■ **Your task**:
Go through the records and give each one again exactly.

■ **Dataset rows**:
________________

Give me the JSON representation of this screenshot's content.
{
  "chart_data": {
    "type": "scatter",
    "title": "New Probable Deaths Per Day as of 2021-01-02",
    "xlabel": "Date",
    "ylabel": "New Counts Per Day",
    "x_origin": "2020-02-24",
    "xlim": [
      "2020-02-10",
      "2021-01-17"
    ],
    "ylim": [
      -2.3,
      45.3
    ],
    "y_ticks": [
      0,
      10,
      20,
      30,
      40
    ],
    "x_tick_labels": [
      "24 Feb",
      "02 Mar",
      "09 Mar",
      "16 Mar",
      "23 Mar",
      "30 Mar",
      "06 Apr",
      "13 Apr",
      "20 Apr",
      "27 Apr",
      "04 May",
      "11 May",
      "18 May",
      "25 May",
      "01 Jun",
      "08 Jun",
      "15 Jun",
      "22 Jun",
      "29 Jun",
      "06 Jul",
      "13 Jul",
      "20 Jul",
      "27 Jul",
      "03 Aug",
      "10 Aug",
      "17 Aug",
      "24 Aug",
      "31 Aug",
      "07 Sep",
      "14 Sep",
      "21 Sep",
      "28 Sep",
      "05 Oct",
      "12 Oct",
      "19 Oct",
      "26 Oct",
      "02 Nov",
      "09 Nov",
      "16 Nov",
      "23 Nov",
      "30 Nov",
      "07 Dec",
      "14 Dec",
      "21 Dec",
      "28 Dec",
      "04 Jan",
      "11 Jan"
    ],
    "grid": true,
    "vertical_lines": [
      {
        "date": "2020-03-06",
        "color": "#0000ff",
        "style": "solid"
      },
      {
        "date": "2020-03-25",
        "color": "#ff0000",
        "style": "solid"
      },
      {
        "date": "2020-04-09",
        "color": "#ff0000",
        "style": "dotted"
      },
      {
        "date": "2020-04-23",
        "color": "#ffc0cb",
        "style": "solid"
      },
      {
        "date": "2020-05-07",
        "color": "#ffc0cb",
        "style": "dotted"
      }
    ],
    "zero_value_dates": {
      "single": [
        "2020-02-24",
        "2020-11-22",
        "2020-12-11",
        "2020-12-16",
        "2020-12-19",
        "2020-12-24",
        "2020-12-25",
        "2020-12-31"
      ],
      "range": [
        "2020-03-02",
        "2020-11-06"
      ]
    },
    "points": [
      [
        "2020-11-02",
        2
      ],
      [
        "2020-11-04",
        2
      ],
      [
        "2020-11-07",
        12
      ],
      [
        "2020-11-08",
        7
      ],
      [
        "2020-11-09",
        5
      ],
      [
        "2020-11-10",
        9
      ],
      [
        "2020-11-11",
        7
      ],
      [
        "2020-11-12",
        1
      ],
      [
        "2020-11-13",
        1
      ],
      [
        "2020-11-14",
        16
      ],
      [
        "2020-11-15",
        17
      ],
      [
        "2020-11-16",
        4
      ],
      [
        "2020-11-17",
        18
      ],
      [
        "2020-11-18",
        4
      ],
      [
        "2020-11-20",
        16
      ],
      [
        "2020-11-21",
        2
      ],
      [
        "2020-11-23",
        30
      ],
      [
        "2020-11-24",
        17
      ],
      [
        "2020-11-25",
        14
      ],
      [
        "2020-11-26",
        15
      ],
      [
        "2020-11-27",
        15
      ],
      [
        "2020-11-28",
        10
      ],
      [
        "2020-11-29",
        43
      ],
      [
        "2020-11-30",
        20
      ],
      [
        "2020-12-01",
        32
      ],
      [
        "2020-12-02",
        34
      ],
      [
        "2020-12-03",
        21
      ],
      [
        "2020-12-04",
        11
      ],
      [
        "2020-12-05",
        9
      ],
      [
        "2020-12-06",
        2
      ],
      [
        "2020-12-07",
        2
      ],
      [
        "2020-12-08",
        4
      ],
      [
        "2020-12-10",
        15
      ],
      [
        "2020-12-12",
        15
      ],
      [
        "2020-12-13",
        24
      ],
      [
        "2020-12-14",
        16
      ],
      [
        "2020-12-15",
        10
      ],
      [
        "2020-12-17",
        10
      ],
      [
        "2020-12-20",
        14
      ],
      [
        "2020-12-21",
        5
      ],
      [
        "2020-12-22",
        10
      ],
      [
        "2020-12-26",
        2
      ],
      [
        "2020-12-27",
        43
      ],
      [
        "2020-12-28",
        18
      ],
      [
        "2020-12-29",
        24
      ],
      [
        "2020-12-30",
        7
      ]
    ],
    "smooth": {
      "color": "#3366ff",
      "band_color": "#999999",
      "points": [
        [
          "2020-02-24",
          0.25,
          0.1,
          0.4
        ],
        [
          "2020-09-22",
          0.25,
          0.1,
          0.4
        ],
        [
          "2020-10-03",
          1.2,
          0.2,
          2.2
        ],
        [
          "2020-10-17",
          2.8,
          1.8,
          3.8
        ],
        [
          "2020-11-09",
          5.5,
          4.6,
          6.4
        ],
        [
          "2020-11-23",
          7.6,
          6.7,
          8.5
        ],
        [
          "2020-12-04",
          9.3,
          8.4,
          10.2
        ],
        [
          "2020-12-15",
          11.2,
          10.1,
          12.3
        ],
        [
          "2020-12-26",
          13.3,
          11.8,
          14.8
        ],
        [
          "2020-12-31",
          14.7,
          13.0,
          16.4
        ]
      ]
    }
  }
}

________________

■ **Completed task**:
Give me the JSON representation of this screenshot's content.
{
  "chart_data": {
    "type": "scatter",
    "title": "New Probable Deaths Per Day as of 2021-01-02",
    "xlabel": "Date",
    "ylabel": "New Counts Per Day",
    "x_origin": "2020-02-24",
    "xlim": [
      "2020-02-10",
      "2021-01-17"
    ],
    "ylim": [
      -2.3,
      45.3
    ],
    "y_ticks": [
      0,
      10,
      20,
      30,
      40
    ],
    "x_tick_labels": [
      "24 Feb",
      "02 Mar",
      "09 Mar",
      "16 Mar",
      "23 Mar",
      "30 Mar",
      "06 Apr",
      "13 Apr",
      "20 Apr",
      "27 Apr",
      "04 May",
      "11 May",
      "18 May",
      "25 May",
      "01 Jun",
      "08 Jun",
      "15 Jun",
      "22 Jun",
      "29 Jun",
      "06 Jul",
      "13 Jul",
      "20 Jul",
      "27 Jul",
      "03 Aug",
      "10 Aug",
      "17 Aug",
      "24 Aug",
      "31 Aug",
      "07 Sep",
      "14 Sep",
      "21 Sep",
      "28 Sep",
      "05 Oct",
      "12 Oct",
      "19 Oct",
      "26 Oct",
      "02 Nov",
      "09 Nov",
      "16 Nov",
      "23 Nov",
      "30 Nov",
      "07 Dec",
      "14 Dec",
      "21 Dec",
      "28 Dec",
      "04 Jan",
      "11 Jan"
    ],
    "grid": true,
    "vertical_lines": [
      {
        "date": "2020-03-06",
        "color": "#0000ff",
        "style": "solid"
      },
      {
        "date": "2020-03-25",
        "color": "#ff0000",
        "style": "solid"
      },
      {
        "date": "2020-04-09",
        "color": "#ff0000",
        "style": "dotted"
      },
      {
        "date": "2020-04-23",
        "color": "#ffc0cb",
        "style": "solid"
      },
      {
        "date": "2020-05-07",
        "color": "#ffc0cb",
        "style": "dotted"
      }
    ],
    "zero_value_dates": {
      "single": [
        "2020-02-24",
        "2020-11-22",
        "2020-12-11",
        "2020-12-16",
        "2020-12-19",
        "2020-12-24",
        "2020-12-25",
        "2020-12-31"
      ],
      "range": [
        "2020-03-02",
        "2020-11-06"
      ]
    },
    "points": [
      [
        "2020-11-02",
        2
      ],
      [
        "2020-11-04",
        2
      ],
      [
        "2020-11-07",
        12
      ],
      [
        "2020-11-08",
        7
      ],
      [
        "2020-11-09",
        5
      ],
      [
        "2020-11-10",
        9
      ],
      [
        "2020-11-11",
        7
      ],
      [
        "2020-11-12",
        1
      ],
      [
        "2020-11-13",
        1
      ],
      [
        "2020-11-14",
        16
      ],
      [
        "2020-11-15",
        17
      ],
      [
        "2020-11-16",
        4
      ],
      [
        "2020-11-17",
        18
      ],
      [
        "2020-11-18",
        4
      ],
      [
        "2020-11-20",
        16
      ],
      [
        "2020-11-21",
        2
      ],
      [
        "2020-11-23",
        30
      ],
      [
        "2020-11-24",
        17
      ],
      [
        "2020-11-25",
        14
      ],
      [
        "2020-11-26",
        15
      ],
      [
        "2020-11-27",
        15
      ],
      [
        "2020-11-28",
        10
      ],
      [
        "2020-11-29",
        43
      ],
      [
        "2020-11-30",
        20
      ],
      [
        "2020-12-01",
        32
      ],
      [
        "2020-12-02",
        34
      ],
      [
        "2020-12-03",
        21
      ],
      [
        "2020-12-04",
        11
      ],
      [
        "2020-12-05",
        9
      ],
      [
        "2020-12-06",
        2
      ],
      [
        "2020-12-07",
        2
      ],
      [
        "2020-12-08",
        4
      ],
      [
        "2020-12-10",
        15
      ],
      [
        "2020-12-12",
        15
      ],
      [
        "2020-12-13",
        24
      ],
      [
        "2020-12-14",
        16
      ],
      [
        "2020-12-15",
        10
      ],
      [
        "2020-12-17",
        10
      ],
      [
        "2020-12-20",
        14
      ],
      [
        "2020-12-21",
        5
      ],
      [
        "2020-12-22",
        10
      ],
      [
        "2020-12-26",
        2
      ],
      [
        "2020-12-27",
        43
      ],
      [
        "2020-12-28",
        18
      ],
      [
        "2020-12-29",
        24
      ],
      [
        "2020-12-30",
        7
      ]
    ],
    "smooth": {
      "color": "#3366ff",
      "band_color": "#999999",
      "points": [
        [
          "2020-02-24",
          0.25,
          0.1,
          0.4
        ],
        [
          "2020-09-22",
          0.25,
          0.1,
          0.4
        ],
        [
          "2020-10-03",
          1.2,
          0.2,
          2.2
        ],
        [
          "2020-10-17",
          2.8,
          1.8,
          3.8
        ],
        [
          "2020-11-09",
          5.5,
          4.6,
          6.4
        ],
        [
          "2020-11-23",
          7.6,
          6.7,
          8.5
        ],
        [
          "2020-12-04",
          9.3,
          8.4,
          10.2
        ],
        [
          "2020-12-15",
          11.2,
          10.1,
          12.3
        ],
        [
          "2020-12-26",
          13.3,
          11.8,
          14.8
        ],
        [
          "2020-12-31",
          14.7,
          13.0,
          16.4
        ]
      ]
    }
  }
}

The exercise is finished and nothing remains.